[Figure data in JSON]

┏━━

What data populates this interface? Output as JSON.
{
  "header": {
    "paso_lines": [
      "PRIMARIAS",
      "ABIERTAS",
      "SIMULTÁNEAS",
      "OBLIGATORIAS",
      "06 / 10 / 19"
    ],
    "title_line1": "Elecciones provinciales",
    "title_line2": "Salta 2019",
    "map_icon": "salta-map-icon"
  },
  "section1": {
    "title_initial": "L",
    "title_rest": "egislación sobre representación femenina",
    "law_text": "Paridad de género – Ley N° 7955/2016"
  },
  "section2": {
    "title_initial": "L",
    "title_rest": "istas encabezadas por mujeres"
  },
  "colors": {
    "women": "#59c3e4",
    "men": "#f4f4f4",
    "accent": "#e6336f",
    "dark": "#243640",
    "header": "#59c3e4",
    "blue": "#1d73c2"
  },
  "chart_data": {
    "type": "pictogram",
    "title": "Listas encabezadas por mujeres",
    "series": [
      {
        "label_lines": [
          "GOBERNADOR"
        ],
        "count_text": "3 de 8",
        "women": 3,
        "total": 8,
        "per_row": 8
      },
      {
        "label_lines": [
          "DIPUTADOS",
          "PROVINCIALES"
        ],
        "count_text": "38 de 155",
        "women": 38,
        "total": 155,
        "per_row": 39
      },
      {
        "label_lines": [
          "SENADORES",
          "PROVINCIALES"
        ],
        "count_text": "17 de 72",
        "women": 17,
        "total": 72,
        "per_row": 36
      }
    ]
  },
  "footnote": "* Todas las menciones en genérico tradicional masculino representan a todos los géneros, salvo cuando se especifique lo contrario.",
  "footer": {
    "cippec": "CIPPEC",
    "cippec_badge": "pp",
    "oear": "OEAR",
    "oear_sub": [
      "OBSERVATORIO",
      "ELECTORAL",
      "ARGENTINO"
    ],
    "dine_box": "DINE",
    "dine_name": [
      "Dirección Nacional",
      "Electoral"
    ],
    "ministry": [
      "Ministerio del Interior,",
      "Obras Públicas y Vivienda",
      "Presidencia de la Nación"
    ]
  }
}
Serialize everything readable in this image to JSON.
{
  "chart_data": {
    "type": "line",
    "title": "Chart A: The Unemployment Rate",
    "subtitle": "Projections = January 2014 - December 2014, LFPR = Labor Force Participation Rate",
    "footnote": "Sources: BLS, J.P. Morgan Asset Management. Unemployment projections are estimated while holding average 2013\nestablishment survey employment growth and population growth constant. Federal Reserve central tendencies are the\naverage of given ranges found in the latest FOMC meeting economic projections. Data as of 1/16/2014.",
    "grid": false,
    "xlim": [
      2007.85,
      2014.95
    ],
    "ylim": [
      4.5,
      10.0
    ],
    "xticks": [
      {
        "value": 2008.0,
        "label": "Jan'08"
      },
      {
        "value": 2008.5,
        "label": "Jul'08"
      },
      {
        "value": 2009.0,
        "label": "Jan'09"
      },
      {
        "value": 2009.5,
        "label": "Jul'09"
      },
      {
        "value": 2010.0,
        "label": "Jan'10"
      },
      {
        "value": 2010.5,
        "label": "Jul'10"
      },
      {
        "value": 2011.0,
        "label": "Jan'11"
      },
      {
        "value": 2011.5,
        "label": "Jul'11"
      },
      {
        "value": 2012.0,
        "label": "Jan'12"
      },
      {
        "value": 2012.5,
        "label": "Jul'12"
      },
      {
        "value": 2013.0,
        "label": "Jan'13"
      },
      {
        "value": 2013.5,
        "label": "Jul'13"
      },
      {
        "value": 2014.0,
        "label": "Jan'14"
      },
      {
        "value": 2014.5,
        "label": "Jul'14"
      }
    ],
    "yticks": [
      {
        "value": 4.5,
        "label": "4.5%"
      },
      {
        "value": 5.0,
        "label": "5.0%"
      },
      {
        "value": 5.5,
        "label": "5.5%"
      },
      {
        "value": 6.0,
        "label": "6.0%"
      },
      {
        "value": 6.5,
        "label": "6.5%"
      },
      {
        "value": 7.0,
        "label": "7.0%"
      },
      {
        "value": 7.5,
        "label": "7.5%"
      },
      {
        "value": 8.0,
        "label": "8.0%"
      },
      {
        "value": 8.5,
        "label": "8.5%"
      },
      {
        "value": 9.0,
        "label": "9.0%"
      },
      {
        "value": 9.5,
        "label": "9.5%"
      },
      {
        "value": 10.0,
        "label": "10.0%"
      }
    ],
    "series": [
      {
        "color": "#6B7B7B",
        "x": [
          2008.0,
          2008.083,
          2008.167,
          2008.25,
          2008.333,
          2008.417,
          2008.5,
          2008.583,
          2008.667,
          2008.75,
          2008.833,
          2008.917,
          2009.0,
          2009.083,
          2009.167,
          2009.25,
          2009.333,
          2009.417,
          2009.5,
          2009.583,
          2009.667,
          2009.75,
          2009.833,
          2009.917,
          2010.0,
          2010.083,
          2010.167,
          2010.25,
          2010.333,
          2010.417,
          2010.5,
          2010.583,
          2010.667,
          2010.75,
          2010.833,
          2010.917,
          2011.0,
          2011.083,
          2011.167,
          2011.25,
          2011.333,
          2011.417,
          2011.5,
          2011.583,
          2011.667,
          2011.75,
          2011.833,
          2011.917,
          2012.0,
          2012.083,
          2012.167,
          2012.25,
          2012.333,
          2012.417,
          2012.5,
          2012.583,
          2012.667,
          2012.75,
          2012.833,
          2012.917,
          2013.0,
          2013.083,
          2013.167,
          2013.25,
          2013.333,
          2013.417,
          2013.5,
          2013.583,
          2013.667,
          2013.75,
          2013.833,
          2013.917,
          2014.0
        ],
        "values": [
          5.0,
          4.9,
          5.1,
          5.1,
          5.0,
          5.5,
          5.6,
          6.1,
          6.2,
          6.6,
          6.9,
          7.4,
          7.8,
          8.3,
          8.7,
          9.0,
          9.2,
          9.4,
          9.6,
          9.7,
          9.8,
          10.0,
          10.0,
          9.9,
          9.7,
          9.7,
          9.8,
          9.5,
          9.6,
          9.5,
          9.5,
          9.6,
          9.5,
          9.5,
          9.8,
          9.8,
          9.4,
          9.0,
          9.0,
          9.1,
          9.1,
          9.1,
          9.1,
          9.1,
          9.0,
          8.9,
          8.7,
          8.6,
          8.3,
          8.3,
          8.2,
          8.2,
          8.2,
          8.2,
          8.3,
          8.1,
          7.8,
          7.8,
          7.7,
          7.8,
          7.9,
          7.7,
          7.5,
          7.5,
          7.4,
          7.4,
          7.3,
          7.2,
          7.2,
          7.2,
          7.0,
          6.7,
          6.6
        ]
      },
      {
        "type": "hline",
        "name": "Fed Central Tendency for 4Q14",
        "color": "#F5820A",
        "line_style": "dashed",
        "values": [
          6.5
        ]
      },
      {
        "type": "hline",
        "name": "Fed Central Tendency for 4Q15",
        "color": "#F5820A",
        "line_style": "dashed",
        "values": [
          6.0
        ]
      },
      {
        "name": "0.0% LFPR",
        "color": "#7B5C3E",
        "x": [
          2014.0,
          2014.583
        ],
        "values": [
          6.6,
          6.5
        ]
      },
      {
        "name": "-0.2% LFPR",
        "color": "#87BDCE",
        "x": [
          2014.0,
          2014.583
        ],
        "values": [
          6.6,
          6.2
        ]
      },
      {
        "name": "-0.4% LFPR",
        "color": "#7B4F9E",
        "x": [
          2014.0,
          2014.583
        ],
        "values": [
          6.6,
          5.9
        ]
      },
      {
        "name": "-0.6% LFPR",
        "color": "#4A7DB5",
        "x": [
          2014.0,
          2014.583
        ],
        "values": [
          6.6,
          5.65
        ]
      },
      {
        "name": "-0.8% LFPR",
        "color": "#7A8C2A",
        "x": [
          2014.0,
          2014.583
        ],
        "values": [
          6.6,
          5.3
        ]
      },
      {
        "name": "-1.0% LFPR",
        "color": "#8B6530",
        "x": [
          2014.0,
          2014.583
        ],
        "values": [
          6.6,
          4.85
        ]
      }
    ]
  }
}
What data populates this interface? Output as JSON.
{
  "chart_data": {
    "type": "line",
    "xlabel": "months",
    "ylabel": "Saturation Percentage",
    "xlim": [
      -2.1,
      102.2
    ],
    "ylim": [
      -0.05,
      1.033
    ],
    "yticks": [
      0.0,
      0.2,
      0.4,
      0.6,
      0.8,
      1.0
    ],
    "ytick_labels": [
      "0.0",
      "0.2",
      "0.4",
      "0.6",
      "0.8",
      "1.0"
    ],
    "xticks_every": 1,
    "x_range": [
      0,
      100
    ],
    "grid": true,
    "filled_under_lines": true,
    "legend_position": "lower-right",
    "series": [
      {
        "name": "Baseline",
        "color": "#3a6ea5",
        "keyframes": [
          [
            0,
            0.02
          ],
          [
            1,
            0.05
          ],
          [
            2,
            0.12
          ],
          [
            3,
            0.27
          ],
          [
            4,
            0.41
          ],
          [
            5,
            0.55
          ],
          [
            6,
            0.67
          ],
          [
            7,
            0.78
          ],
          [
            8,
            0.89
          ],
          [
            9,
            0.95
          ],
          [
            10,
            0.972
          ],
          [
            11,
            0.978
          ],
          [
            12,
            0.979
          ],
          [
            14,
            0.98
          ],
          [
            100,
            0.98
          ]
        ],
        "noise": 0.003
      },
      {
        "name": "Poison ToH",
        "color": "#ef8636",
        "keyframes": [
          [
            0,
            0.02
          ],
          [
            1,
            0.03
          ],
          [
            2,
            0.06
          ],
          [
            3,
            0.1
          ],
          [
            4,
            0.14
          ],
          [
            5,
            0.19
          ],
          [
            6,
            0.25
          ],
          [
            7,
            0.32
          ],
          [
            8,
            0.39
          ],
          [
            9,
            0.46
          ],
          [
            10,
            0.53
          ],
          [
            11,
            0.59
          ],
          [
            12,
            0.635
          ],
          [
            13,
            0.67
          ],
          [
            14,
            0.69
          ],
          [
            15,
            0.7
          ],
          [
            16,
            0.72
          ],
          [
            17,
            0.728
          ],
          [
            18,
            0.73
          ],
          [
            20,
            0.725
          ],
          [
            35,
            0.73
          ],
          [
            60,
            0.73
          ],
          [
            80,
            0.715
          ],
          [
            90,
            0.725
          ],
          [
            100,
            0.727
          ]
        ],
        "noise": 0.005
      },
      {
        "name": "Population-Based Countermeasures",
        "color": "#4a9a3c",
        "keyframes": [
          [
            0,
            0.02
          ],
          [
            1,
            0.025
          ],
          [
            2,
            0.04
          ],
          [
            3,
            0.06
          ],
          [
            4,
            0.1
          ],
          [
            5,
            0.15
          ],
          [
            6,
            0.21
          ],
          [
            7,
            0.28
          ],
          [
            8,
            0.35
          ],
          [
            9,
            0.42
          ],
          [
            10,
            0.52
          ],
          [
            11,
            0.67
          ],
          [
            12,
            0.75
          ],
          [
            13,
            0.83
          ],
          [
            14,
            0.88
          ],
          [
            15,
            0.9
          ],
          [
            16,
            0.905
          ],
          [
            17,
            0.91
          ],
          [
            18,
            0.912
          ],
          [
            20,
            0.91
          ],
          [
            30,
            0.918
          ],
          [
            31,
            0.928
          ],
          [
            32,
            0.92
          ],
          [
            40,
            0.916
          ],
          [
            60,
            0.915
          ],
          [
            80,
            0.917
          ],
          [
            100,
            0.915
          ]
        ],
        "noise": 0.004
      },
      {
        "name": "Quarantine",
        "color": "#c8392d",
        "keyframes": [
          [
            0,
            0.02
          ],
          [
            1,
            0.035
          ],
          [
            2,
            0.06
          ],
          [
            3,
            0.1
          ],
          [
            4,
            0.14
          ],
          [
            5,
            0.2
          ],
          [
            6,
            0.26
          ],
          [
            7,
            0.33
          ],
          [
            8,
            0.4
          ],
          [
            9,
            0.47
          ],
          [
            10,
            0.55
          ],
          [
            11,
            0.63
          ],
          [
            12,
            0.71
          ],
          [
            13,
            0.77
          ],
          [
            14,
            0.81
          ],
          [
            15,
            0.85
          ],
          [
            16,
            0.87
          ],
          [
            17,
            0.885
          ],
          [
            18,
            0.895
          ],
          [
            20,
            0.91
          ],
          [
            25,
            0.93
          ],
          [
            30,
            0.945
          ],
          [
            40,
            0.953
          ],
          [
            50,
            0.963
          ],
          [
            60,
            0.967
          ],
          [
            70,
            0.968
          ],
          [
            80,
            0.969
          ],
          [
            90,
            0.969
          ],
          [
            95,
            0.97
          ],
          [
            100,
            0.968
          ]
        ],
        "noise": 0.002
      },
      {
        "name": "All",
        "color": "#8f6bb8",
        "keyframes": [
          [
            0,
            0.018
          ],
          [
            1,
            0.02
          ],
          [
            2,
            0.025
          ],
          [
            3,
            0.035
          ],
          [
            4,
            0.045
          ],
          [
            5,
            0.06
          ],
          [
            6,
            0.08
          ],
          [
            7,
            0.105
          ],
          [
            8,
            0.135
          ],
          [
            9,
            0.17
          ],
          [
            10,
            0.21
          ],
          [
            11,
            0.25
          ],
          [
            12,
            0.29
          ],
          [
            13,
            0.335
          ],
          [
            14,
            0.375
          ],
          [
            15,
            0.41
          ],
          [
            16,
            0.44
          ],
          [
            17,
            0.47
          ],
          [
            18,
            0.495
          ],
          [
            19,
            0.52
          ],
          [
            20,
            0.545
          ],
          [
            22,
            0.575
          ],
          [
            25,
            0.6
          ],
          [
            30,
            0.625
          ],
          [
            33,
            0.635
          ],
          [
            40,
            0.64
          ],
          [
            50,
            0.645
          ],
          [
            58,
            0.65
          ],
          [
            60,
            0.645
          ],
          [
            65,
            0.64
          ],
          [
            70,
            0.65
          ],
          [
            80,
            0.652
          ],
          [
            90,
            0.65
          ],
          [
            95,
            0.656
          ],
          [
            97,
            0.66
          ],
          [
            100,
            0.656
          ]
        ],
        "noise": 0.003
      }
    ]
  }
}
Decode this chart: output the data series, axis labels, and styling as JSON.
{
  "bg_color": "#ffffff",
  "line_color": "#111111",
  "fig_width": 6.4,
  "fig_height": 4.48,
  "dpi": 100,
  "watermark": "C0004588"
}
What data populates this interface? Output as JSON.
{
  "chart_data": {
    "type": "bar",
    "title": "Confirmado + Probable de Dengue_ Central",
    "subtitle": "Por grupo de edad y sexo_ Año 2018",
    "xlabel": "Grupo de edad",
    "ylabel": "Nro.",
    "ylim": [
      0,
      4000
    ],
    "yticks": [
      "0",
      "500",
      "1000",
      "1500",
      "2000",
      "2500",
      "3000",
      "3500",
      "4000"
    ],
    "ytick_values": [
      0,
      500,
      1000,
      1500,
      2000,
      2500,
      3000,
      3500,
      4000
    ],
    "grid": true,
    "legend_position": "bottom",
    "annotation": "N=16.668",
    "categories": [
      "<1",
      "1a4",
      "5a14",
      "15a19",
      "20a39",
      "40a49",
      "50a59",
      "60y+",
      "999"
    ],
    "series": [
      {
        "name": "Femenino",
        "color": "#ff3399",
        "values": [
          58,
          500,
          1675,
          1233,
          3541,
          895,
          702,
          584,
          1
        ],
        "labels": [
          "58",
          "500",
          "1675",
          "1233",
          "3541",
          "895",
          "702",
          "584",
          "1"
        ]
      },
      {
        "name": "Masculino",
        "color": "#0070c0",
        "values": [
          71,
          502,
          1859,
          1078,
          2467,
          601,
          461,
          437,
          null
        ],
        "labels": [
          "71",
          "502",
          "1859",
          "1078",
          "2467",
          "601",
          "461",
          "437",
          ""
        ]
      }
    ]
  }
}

┗━━

REQUIRED TASK.
Find every line that has "Rate" in it, then return those lines.

CORRECT OUTPUT.
    "title": "Chart A: The Unemployment Rate",
    "subtitle": "Projections = January 2014 - December 2014, LFPR = Labor Force Participation Rate",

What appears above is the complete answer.